— Start —
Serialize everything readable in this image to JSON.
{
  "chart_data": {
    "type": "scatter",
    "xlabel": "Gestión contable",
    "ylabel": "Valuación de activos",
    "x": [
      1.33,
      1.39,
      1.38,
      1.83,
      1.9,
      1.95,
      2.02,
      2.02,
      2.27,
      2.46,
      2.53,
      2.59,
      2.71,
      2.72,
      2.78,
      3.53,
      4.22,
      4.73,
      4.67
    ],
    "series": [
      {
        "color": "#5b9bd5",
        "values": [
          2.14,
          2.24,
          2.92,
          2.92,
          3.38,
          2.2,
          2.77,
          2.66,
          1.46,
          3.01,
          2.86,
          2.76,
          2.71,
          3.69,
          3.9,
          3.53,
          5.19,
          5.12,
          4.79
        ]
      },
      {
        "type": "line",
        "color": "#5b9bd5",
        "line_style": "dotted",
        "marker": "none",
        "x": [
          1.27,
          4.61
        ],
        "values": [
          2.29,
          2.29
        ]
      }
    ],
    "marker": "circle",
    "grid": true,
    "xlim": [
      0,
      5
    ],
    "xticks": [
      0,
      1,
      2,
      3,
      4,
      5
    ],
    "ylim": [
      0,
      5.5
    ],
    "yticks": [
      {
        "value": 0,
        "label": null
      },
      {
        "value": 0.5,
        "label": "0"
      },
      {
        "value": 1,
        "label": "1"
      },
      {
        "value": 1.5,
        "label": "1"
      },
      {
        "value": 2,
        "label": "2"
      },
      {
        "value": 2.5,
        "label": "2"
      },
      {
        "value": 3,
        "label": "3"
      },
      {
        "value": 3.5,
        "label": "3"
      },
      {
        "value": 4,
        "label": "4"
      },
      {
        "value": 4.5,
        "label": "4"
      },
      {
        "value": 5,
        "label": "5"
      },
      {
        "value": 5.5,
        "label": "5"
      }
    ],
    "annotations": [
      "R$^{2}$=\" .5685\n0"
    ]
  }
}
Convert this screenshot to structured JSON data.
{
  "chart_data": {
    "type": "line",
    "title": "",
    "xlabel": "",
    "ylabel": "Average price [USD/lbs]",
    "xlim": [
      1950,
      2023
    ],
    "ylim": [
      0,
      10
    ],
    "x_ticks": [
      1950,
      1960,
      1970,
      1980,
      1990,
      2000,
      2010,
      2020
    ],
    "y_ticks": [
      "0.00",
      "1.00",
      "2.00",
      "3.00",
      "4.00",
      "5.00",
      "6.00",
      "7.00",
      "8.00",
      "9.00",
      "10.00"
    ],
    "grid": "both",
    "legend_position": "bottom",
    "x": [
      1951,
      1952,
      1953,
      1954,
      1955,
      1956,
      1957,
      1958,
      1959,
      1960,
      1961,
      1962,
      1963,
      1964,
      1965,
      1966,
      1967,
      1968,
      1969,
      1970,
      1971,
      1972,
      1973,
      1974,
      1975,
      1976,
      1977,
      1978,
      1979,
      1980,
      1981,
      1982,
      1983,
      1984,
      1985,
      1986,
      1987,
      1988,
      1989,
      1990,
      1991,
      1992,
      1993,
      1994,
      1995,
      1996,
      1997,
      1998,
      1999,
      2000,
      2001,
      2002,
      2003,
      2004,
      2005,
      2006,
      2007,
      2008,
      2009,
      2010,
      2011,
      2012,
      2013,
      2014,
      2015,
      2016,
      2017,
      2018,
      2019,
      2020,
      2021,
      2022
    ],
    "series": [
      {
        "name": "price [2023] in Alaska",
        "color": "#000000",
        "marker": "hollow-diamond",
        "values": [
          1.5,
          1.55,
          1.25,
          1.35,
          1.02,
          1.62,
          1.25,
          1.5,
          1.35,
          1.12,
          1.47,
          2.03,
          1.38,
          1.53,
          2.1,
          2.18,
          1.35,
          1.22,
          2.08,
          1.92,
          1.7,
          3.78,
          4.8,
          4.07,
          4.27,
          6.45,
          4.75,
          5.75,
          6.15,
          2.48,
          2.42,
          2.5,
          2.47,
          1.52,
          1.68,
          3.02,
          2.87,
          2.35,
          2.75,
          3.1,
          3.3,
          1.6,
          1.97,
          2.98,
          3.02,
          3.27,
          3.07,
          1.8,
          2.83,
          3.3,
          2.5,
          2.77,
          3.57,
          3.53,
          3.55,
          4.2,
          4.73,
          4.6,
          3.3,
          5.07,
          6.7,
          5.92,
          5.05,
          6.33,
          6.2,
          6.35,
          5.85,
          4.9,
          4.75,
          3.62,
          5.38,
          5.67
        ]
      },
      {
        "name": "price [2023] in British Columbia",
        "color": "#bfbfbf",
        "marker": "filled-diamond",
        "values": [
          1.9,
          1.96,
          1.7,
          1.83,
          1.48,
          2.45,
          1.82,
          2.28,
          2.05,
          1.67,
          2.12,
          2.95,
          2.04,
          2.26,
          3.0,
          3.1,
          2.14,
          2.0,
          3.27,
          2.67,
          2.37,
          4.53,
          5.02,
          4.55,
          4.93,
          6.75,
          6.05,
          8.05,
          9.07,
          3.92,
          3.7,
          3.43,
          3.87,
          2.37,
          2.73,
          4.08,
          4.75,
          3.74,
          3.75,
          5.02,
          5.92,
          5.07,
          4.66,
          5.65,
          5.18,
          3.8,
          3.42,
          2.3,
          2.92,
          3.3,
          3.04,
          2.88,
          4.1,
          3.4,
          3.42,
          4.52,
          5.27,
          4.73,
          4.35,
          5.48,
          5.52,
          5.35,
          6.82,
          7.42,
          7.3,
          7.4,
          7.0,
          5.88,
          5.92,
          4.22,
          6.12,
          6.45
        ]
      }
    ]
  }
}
— End —
- Problem statement
Find how many lines hold the string "diamond", and state that number alone.

- Solution
2